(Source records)
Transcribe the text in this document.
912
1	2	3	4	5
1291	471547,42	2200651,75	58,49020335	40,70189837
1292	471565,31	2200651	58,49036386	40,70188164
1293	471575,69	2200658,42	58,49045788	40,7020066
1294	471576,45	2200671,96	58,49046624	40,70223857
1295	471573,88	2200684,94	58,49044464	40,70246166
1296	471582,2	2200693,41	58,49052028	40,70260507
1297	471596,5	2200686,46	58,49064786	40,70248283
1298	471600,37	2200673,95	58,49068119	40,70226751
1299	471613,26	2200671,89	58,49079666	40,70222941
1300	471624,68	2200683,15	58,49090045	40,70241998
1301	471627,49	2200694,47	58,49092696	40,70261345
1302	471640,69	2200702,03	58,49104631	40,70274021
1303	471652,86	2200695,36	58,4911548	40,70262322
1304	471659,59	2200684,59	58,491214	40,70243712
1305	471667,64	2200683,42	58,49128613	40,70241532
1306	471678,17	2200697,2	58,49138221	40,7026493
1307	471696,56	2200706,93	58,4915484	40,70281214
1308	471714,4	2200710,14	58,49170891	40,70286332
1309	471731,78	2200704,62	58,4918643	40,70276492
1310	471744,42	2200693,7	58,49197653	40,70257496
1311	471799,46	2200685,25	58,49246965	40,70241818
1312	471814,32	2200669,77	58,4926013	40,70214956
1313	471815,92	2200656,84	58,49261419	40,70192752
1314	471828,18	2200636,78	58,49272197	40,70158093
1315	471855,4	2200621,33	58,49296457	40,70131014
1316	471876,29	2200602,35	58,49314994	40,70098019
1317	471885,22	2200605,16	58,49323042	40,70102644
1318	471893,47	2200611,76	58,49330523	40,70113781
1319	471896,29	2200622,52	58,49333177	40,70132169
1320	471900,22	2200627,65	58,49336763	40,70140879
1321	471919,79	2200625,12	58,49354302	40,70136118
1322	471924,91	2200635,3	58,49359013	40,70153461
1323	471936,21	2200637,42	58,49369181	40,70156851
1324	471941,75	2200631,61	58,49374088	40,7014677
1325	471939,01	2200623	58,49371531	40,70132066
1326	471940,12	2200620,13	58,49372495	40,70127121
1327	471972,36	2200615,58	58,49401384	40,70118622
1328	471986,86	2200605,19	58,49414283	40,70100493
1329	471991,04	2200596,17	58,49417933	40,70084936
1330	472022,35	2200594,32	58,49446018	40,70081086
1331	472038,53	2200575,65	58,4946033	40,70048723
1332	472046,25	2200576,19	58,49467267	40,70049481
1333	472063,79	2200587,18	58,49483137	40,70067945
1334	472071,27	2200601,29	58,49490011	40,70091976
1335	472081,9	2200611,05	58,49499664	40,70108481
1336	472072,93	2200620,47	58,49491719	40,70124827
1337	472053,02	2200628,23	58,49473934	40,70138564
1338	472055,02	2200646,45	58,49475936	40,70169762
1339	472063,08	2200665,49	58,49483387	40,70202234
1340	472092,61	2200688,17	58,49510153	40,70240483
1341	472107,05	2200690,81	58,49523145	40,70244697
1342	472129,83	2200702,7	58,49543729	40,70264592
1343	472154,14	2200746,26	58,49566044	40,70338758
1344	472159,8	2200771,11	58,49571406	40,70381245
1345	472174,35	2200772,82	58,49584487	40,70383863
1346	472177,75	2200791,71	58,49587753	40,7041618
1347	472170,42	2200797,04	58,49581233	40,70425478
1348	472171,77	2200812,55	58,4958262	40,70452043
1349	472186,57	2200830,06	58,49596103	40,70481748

### THE PROBLEM:
Retype all the records, matching them exactly.

### FINISHED TASK:
Transcribe the text in this document.
912
1	2	3	4	5
1291	471547,42	2200651,75	58,49020335	40,70189837
1292	471565,31	2200651	58,49036386	40,70188164
1293	471575,69	2200658,42	58,49045788	40,7020066
1294	471576,45	2200671,96	58,49046624	40,70223857
1295	471573,88	2200684,94	58,49044464	40,70246166
1296	471582,2	2200693,41	58,49052028	40,70260507
1297	471596,5	2200686,46	58,49064786	40,70248283
1298	471600,37	2200673,95	58,49068119	40,70226751
1299	471613,26	2200671,89	58,49079666	40,70222941
1300	471624,68	2200683,15	58,49090045	40,70241998
1301	471627,49	2200694,47	58,49092696	40,70261345
1302	471640,69	2200702,03	58,49104631	40,70274021
1303	471652,86	2200695,36	58,4911548	40,70262322
1304	471659,59	2200684,59	58,491214	40,70243712
1305	471667,64	2200683,42	58,49128613	40,70241532
1306	471678,17	2200697,2	58,49138221	40,7026493
1307	471696,56	2200706,93	58,4915484	40,70281214
1308	471714,4	2200710,14	58,49170891	40,70286332
1309	471731,78	2200704,62	58,4918643	40,70276492
1310	471744,42	2200693,7	58,49197653	40,70257496
1311	471799,46	2200685,25	58,49246965	40,70241818
1312	471814,32	2200669,77	58,4926013	40,70214956
1313	471815,92	2200656,84	58,49261419	40,70192752
1314	471828,18	2200636,78	58,49272197	40,70158093
1315	471855,4	2200621,33	58,49296457	40,70131014
1316	471876,29	2200602,35	58,49314994	40,70098019
1317	471885,22	2200605,16	58,49323042	40,70102644
1318	471893,47	2200611,76	58,49330523	40,70113781
1319	471896,29	2200622,52	58,49333177	40,70132169
1320	471900,22	2200627,65	58,49336763	40,70140879
1321	471919,79	2200625,12	58,49354302	40,70136118
1322	471924,91	2200635,3	58,49359013	40,70153461
1323	471936,21	2200637,42	58,49369181	40,70156851
1324	471941,75	2200631,61	58,49374088	40,7014677
1325	471939,01	2200623	58,49371531	40,70132066
1326	471940,12	2200620,13	58,49372495	40,70127121
1327	471972,36	2200615,58	58,49401384	40,70118622
1328	471986,86	2200605,19	58,49414283	40,70100493
1329	471991,04	2200596,17	58,49417933	40,70084936
1330	472022,35	2200594,32	58,49446018	40,70081086
1331	472038,53	2200575,65	58,4946033	40,70048723
1332	472046,25	2200576,19	58,49467267	40,70049481
1333	472063,79	2200587,18	58,49483137	40,70067945
1334	472071,27	2200601,29	58,49490011	40,70091976
1335	472081,9	2200611,05	58,49499664	40,70108481
1336	472072,93	2200620,47	58,49491719	40,70124827
1337	472053,02	2200628,23	58,49473934	40,70138564
1338	472055,02	2200646,45	58,49475936	40,70169762
1339	472063,08	2200665,49	58,49483387	40,70202234
1340	472092,61	2200688,17	58,49510153	40,70240483
1341	472107,05	2200690,81	58,49523145	40,70244697
1342	472129,83	2200702,7	58,49543729	40,70264592
1343	472154,14	2200746,26	58,49566044	40,70338758
1344	472159,8	2200771,11	58,49571406	40,70381245
1345	472174,35	2200772,82	58,49584487	40,70383863
1346	472177,75	2200791,71	58,49587753	40,7041618
1347	472170,42	2200797,04	58,49581233	40,70425478
1348	472171,77	2200812,55	58,4958262	40,70452043
1349	472186,57	2200830,06	58,49596103	40,70481748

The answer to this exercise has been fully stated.